▶ _What is required_: Make an exact copy of the entries, and keep any pictures out of it.
··········
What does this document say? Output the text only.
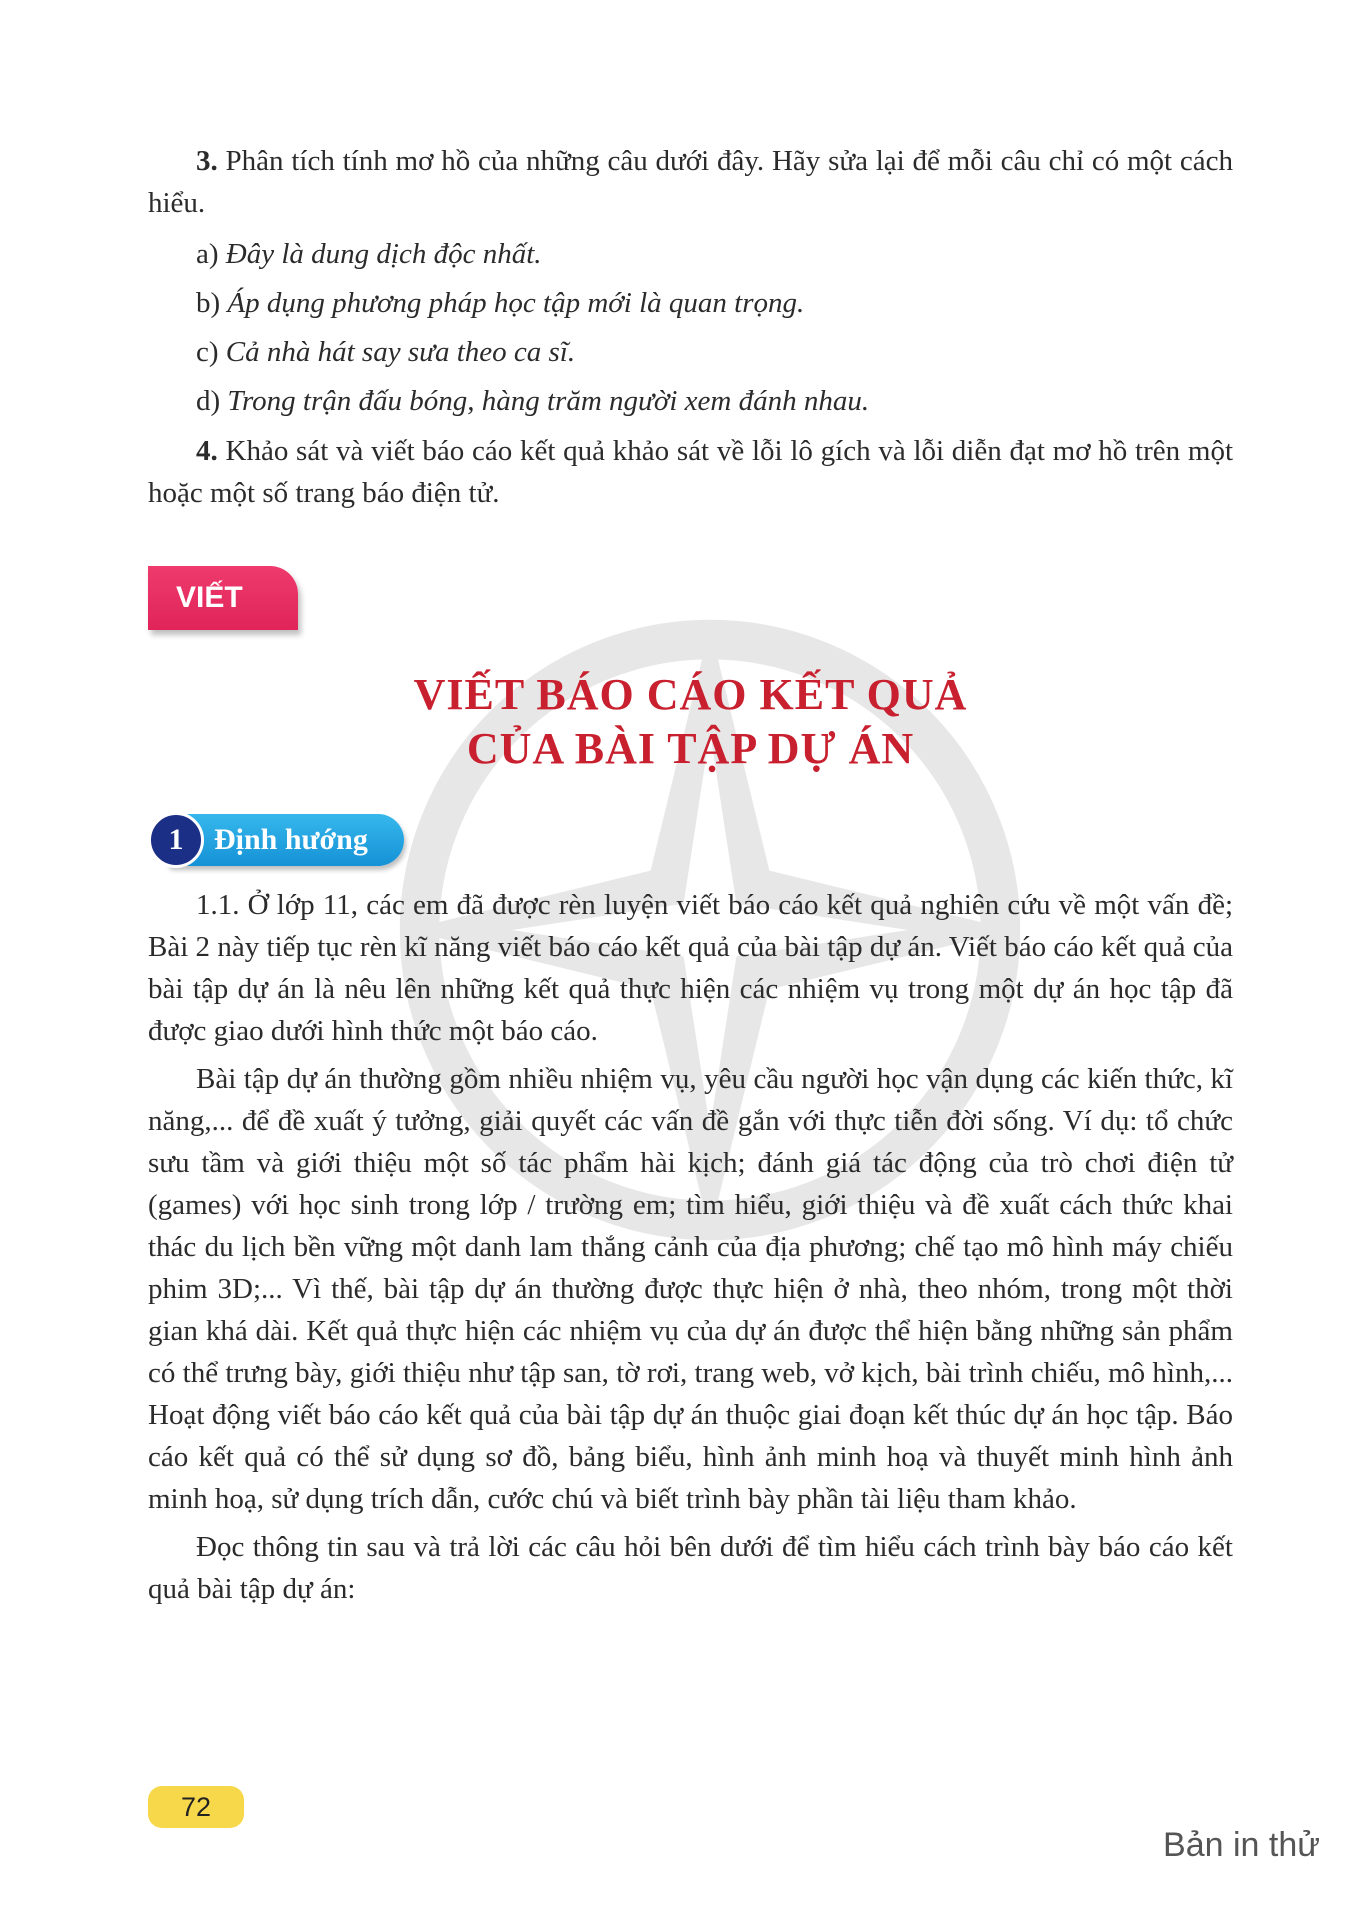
3. Phân tích tính mơ hồ của những câu dưới đây. Hãy sửa lại để mỗi câu chỉ có một cách hiểu.

a) Đây là dung dịch độc nhất.

b) Áp dụng phương pháp học tập mới là quan trọng.

c) Cả nhà hát say sưa theo ca sĩ.

d) Trong trận đấu bóng, hàng trăm người xem đánh nhau.

4. Khảo sát và viết báo cáo kết quả khảo sát về lỗi lô gích và lỗi diễn đạt mơ hồ trên một hoặc một số trang báo điện tử.

VIẾT
VIẾT BÁO CÁO KẾT QUẢ
CỦA BÀI TẬP DỰ ÁN
1	Định hướng

1.1. Ở lớp 11, các em đã được rèn luyện viết báo cáo kết quả nghiên cứu về một vấn đề; Bài 2 này tiếp tục rèn kĩ năng viết báo cáo kết quả của bài tập dự án. Viết báo cáo kết quả của bài tập dự án là nêu lên những kết quả thực hiện các nhiệm vụ trong một dự án học tập đã được giao dưới hình thức một báo cáo.

Bài tập dự án thường gồm nhiều nhiệm vụ, yêu cầu người học vận dụng các kiến thức, kĩ năng,... để đề xuất ý tưởng, giải quyết các vấn đề gắn với thực tiễn đời sống. Ví dụ: tổ chức sưu tầm và giới thiệu một số tác phẩm hài kịch; đánh giá tác động của trò chơi điện tử (games) với học sinh trong lớp / trường em; tìm hiểu, giới thiệu và đề xuất cách thức khai thác du lịch bền vững một danh lam thắng cảnh của địa phương; chế tạo mô hình máy chiếu phim 3D;... Vì thế, bài tập dự án thường được thực hiện ở nhà, theo nhóm, trong một thời gian khá dài. Kết quả thực hiện các nhiệm vụ của dự án được thể hiện bằng những sản phẩm có thể trưng bày, giới thiệu như tập san, tờ rơi, trang web, vở kịch, bài trình chiếu, mô hình,... Hoạt động viết báo cáo kết quả của bài tập dự án thuộc giai đoạn kết thúc dự án học tập. Báo cáo kết quả có thể sử dụng sơ đồ, bảng biểu, hình ảnh minh hoạ và thuyết minh hình ảnh minh hoạ, sử dụng trích dẫn, cước chú và biết trình bày phần tài liệu tham khảo.

Đọc thông tin sau và trả lời các câu hỏi bên dưới để tìm hiểu cách trình bày báo cáo kết quả bài tập dự án:

72
Bản in thử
··········
▶ _Exercise result_:
What does this document say? Output the text only.
3. Phân tích tính mơ hồ của những câu dưới đây. Hãy sửa lại để mỗi câu chỉ có một cách hiểu.

a) Đây là dung dịch độc nhất.

b) Áp dụng phương pháp học tập mới là quan trọng.

c) Cả nhà hát say sưa theo ca sĩ.

d) Trong trận đấu bóng, hàng trăm người xem đánh nhau.

4. Khảo sát và viết báo cáo kết quả khảo sát về lỗi lô gích và lỗi diễn đạt mơ hồ trên một hoặc một số trang báo điện tử.

VIẾT
VIẾT BÁO CÁO KẾT QUẢ
CỦA BÀI TẬP DỰ ÁN
1	Định hướng

1.1. Ở lớp 11, các em đã được rèn luyện viết báo cáo kết quả nghiên cứu về một vấn đề; Bài 2 này tiếp tục rèn kĩ năng viết báo cáo kết quả của bài tập dự án. Viết báo cáo kết quả của bài tập dự án là nêu lên những kết quả thực hiện các nhiệm vụ trong một dự án học tập đã được giao dưới hình thức một báo cáo.

Bài tập dự án thường gồm nhiều nhiệm vụ, yêu cầu người học vận dụng các kiến thức, kĩ năng,... để đề xuất ý tưởng, giải quyết các vấn đề gắn với thực tiễn đời sống. Ví dụ: tổ chức sưu tầm và giới thiệu một số tác phẩm hài kịch; đánh giá tác động của trò chơi điện tử (games) với học sinh trong lớp / trường em; tìm hiểu, giới thiệu và đề xuất cách thức khai thác du lịch bền vững một danh lam thắng cảnh của địa phương; chế tạo mô hình máy chiếu phim 3D;... Vì thế, bài tập dự án thường được thực hiện ở nhà, theo nhóm, trong một thời gian khá dài. Kết quả thực hiện các nhiệm vụ của dự án được thể hiện bằng những sản phẩm có thể trưng bày, giới thiệu như tập san, tờ rơi, trang web, vở kịch, bài trình chiếu, mô hình,... Hoạt động viết báo cáo kết quả của bài tập dự án thuộc giai đoạn kết thúc dự án học tập. Báo cáo kết quả có thể sử dụng sơ đồ, bảng biểu, hình ảnh minh hoạ và thuyết minh hình ảnh minh hoạ, sử dụng trích dẫn, cước chú và biết trình bày phần tài liệu tham khảo.

Đọc thông tin sau và trả lời các câu hỏi bên dưới để tìm hiểu cách trình bày báo cáo kết quả bài tập dự án:

72
Bản in thử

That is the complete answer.